EXERCISE DESCRIPTION: Write out the records word for word, with no pictures.

# Start of RECORDS FOR THIS TASK

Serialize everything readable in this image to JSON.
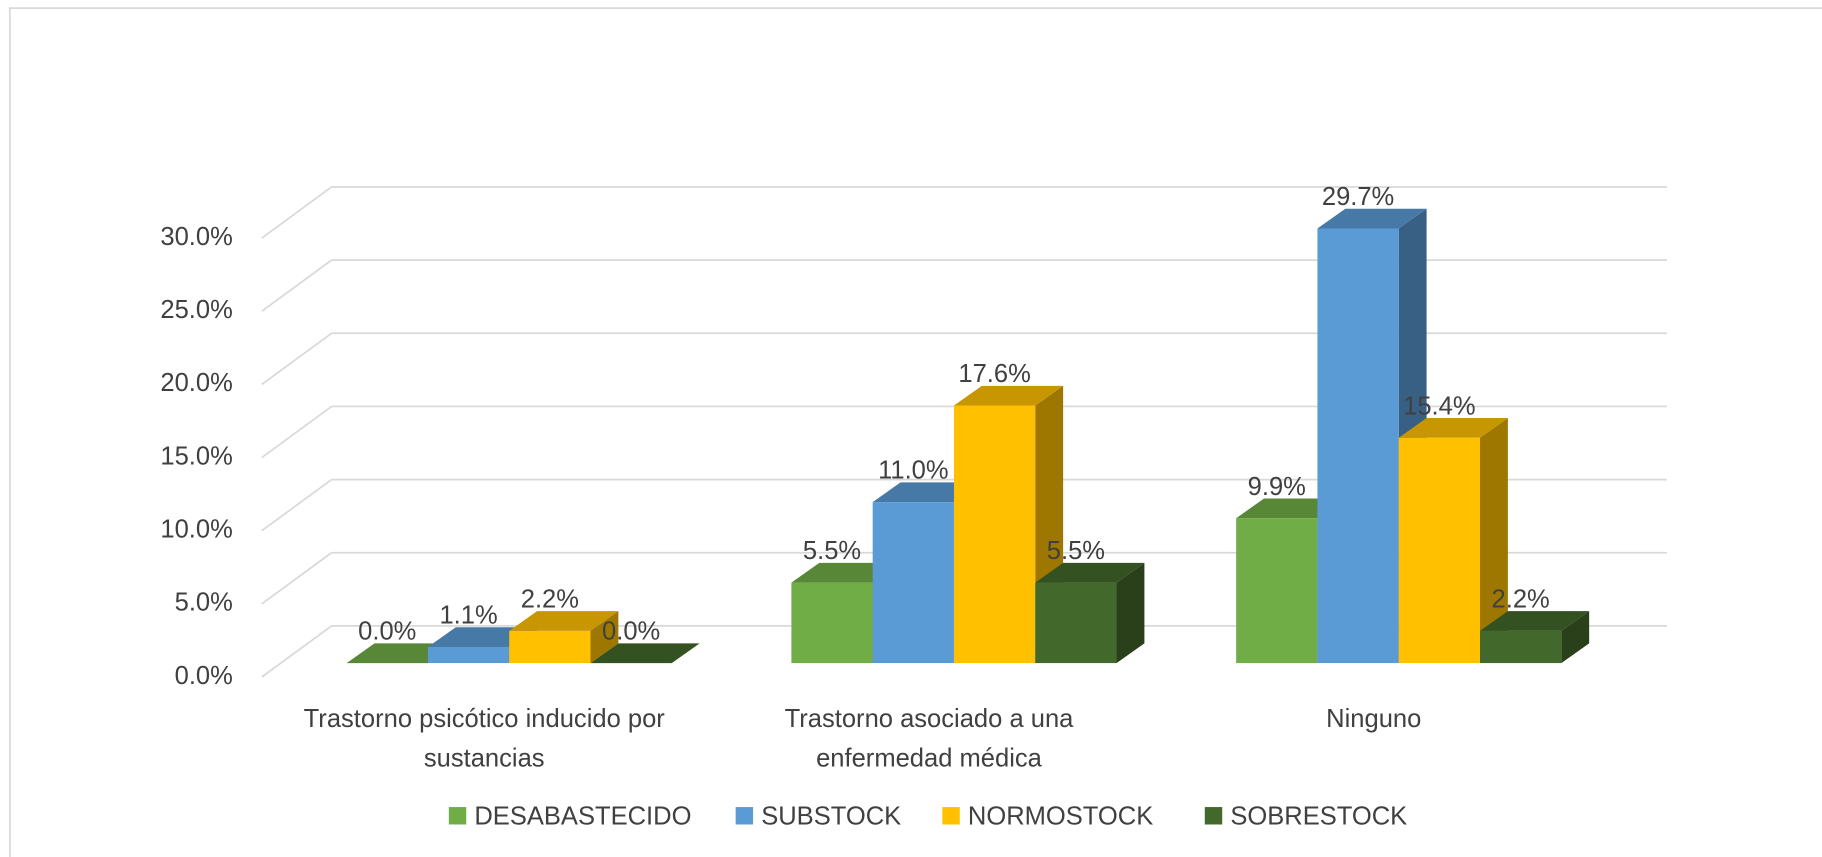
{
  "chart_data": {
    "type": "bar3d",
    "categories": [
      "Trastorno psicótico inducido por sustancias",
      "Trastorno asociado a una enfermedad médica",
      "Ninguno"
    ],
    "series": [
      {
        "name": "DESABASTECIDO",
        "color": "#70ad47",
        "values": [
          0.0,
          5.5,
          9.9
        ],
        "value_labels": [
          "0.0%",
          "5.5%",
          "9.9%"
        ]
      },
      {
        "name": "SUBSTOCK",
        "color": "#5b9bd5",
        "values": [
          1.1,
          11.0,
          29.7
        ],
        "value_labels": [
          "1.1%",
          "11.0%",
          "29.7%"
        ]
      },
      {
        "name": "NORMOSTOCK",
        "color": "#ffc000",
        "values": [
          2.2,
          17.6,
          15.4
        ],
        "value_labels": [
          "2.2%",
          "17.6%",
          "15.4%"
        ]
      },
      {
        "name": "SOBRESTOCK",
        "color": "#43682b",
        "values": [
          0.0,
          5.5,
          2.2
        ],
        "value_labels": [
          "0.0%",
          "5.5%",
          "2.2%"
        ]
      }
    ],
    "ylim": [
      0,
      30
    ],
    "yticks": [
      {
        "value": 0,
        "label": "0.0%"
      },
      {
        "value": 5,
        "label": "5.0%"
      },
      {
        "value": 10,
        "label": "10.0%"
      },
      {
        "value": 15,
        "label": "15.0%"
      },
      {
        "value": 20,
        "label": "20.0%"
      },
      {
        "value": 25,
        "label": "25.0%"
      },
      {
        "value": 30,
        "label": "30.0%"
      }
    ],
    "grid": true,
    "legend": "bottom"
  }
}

# End of RECORDS FOR THIS TASK

PROBLEM SOLUTION:
Serialize everything readable in this image to JSON.
{
  "chart_data": {
    "type": "bar3d",
    "categories": [
      "Trastorno psicótico inducido por sustancias",
      "Trastorno asociado a una enfermedad médica",
      "Ninguno"
    ],
    "series": [
      {
        "name": "DESABASTECIDO",
        "color": "#70ad47",
        "values": [
          0.0,
          5.5,
          9.9
        ],
        "value_labels": [
          "0.0%",
          "5.5%",
          "9.9%"
        ]
      },
      {
        "name": "SUBSTOCK",
        "color": "#5b9bd5",
        "values": [
          1.1,
          11.0,
          29.7
        ],
        "value_labels": [
          "1.1%",
          "11.0%",
          "29.7%"
        ]
      },
      {
        "name": "NORMOSTOCK",
        "color": "#ffc000",
        "values": [
          2.2,
          17.6,
          15.4
        ],
        "value_labels": [
          "2.2%",
          "17.6%",
          "15.4%"
        ]
      },
      {
        "name": "SOBRESTOCK",
        "color": "#43682b",
        "values": [
          0.0,
          5.5,
          2.2
        ],
        "value_labels": [
          "0.0%",
          "5.5%",
          "2.2%"
        ]
      }
    ],
    "ylim": [
      0,
      30
    ],
    "yticks": [
      {
        "value": 0,
        "label": "0.0%"
      },
      {
        "value": 5,
        "label": "5.0%"
      },
      {
        "value": 10,
        "label": "10.0%"
      },
      {
        "value": 15,
        "label": "15.0%"
      },
      {
        "value": 20,
        "label": "20.0%"
      },
      {
        "value": 25,
        "label": "25.0%"
      },
      {
        "value": 30,
        "label": "30.0%"
      }
    ],
    "grid": true,
    "legend": "bottom"
  }
}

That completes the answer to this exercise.